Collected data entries

┏━━

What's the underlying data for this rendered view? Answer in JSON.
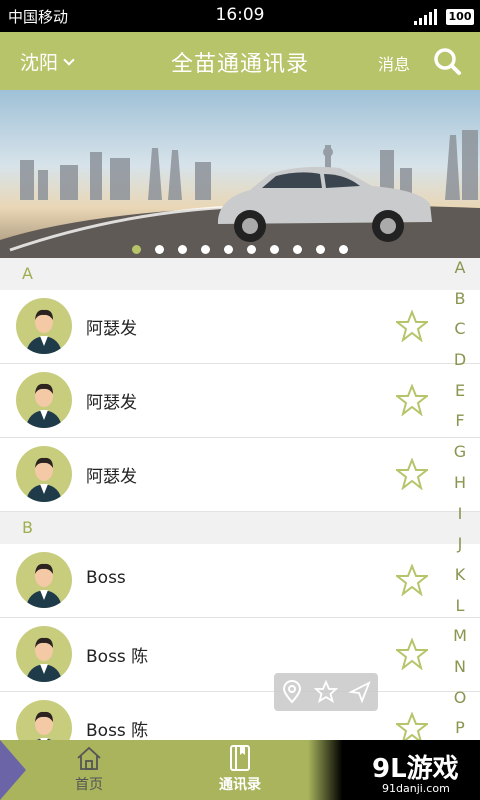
{
  "status_bar": {
    "carrier": "中国移动",
    "time": "16:09",
    "battery": "100"
  },
  "header": {
    "city": "沈阳",
    "title": "全苗通通讯录",
    "messages": "消息"
  },
  "banner": {
    "dots": 10,
    "active_dot": 0
  },
  "sections": [
    {
      "letter": "A",
      "contacts": [
        {
          "name": "阿瑟发"
        },
        {
          "name": "阿瑟发"
        },
        {
          "name": "阿瑟发"
        }
      ]
    },
    {
      "letter": "B",
      "contacts": [
        {
          "name": "Boss"
        },
        {
          "name": "Boss 陈"
        },
        {
          "name": "Boss 陈"
        }
      ]
    }
  ],
  "alphabet": [
    "A",
    "B",
    "C",
    "D",
    "E",
    "F",
    "G",
    "H",
    "I",
    "J",
    "K",
    "L",
    "M",
    "N",
    "O",
    "P"
  ],
  "bottom_nav": {
    "home": "首页",
    "contacts": "通讯录"
  },
  "watermark": {
    "title": "9L游戏",
    "domain": "91danji.com"
  },
  "colors": {
    "accent": "#b7c46a",
    "nav": "#a9b45c",
    "index_text": "#8b9550"
  }
}
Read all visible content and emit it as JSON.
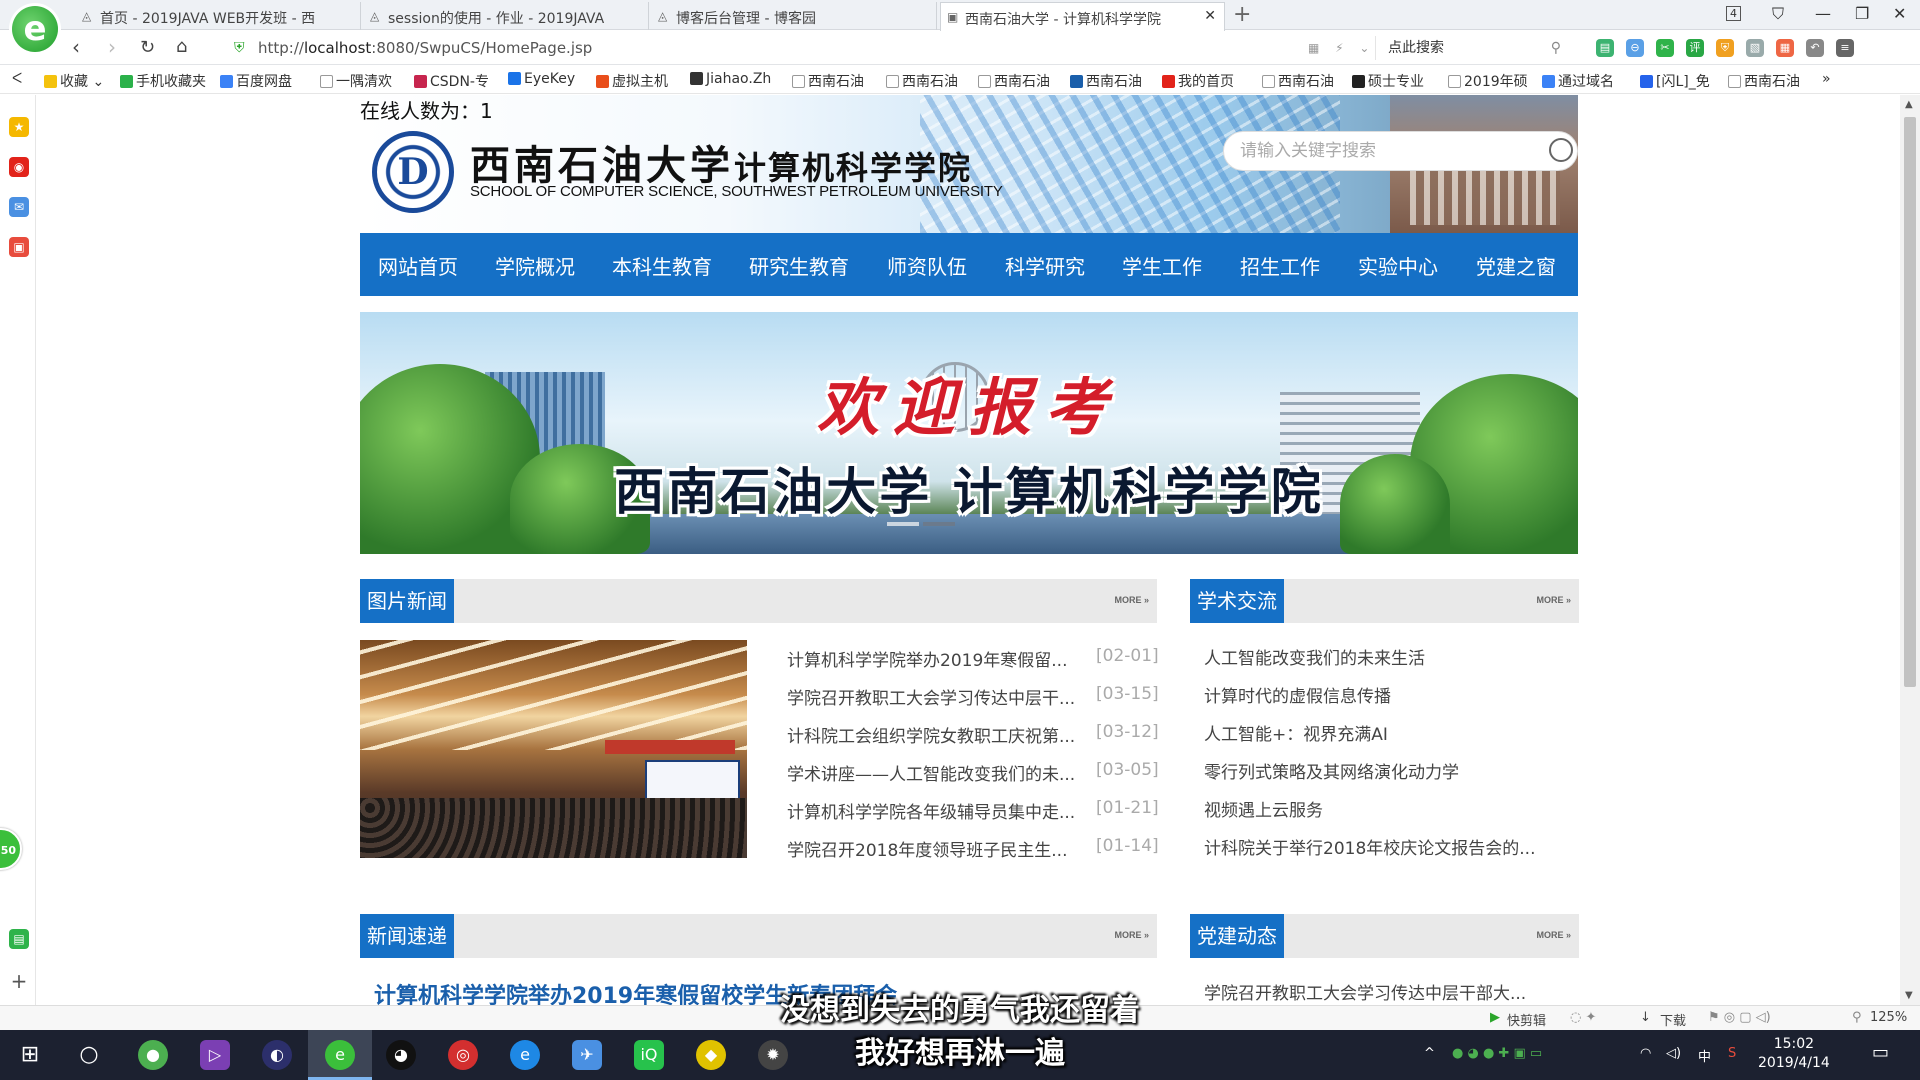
{
  "browser": {
    "tabs": [
      {
        "title": "首页 - 2019JAVA WEB开发班 - 西",
        "active": false
      },
      {
        "title": "session的使用 - 作业 - 2019JAVA",
        "active": false
      },
      {
        "title": "博客后台管理 - 博客园",
        "active": false
      },
      {
        "title": "西南石油大学 - 计算机科学学院",
        "active": true
      }
    ],
    "tab_count": "4",
    "url_scheme": "http://",
    "url_host": "localhost",
    "url_path": ":8080/SwpuCS/HomePage.jsp",
    "search_placeholder": "点此搜索",
    "bookmarks": [
      "收藏",
      "手机收藏夹",
      "百度网盘",
      "一隅清欢",
      "CSDN-专",
      "EyeKey",
      "虚拟主机",
      "Jiahao.Zh",
      "西南石油",
      "西南石油",
      "西南石油",
      "西南石油",
      "我的首页",
      "西南石油",
      "硕士专业",
      "2019年硕",
      "通过域名",
      "[闪L]_免",
      "西南石油"
    ]
  },
  "page": {
    "online_label": "在线人数为：",
    "online_count": "1",
    "school_cn": "西南石油大学",
    "college_cn": "计算机科学学院",
    "school_en": "SCHOOL OF COMPUTER SCIENCE, SOUTHWEST PETROLEUM UNIVERSITY",
    "search_placeholder": "请输入关键字搜索",
    "nav": [
      "网站首页",
      "学院概况",
      "本科生教育",
      "研究生教育",
      "师资队伍",
      "科学研究",
      "学生工作",
      "招生工作",
      "实验中心",
      "党建之窗"
    ],
    "banner_welcome": "欢迎报考",
    "banner_name": "西南石油大学 计算机科学学院",
    "more_label": "MORE »",
    "sections": {
      "photo_news": "图片新闻",
      "academic": "学术交流",
      "news_flash": "新闻速递",
      "party": "党建动态"
    },
    "photo_news": [
      {
        "title": "计算机科学学院举办2019年寒假留...",
        "date": "[02-01]"
      },
      {
        "title": "学院召开教职工大会学习传达中层干...",
        "date": "[03-15]"
      },
      {
        "title": "计科院工会组织学院女教职工庆祝第...",
        "date": "[03-12]"
      },
      {
        "title": "学术讲座——人工智能改变我们的未...",
        "date": "[03-05]"
      },
      {
        "title": "计算机科学学院各年级辅导员集中走...",
        "date": "[01-21]"
      },
      {
        "title": "学院召开2018年度领导班子民主生...",
        "date": "[01-14]"
      }
    ],
    "academic": [
      "人工智能改变我们的未来生活",
      "计算时代的虚假信息传播",
      "人工智能+：视界充满AI",
      "零行列式策略及其网络演化动力学",
      "视频遇上云服务",
      "计科院关于举行2018年校庆论文报告会的..."
    ],
    "news_headline": "计算机科学学院举办2019年寒假留校学生新春团拜会",
    "party_first": "学院召开教职工大会学习传达中层干部大..."
  },
  "status": {
    "quick_clip": "快剪辑",
    "download": "下载",
    "zoom": "125%"
  },
  "taskbar": {
    "time": "15:02",
    "date": "2019/4/14",
    "ime": "中",
    "subtitle_1": "没想到失去的勇气我还留着",
    "subtitle_2": "我好想再淋一遍"
  },
  "colors": {
    "accent_blue": "#1570c6",
    "date_gray": "#aaaaaa",
    "headline_blue": "#1a5fab"
  }
}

┗━━

### EXERCISE REQUIREMENTS
Identify which lines contain the word "西南石油大学" and copy each one.

### RESPONSE TO THE TASK
        "title": "西南石油大学 - 计算机科学学院",
    "school_cn": "西南石油大学",
    "banner_name": "西南石油大学 计算机科学学院",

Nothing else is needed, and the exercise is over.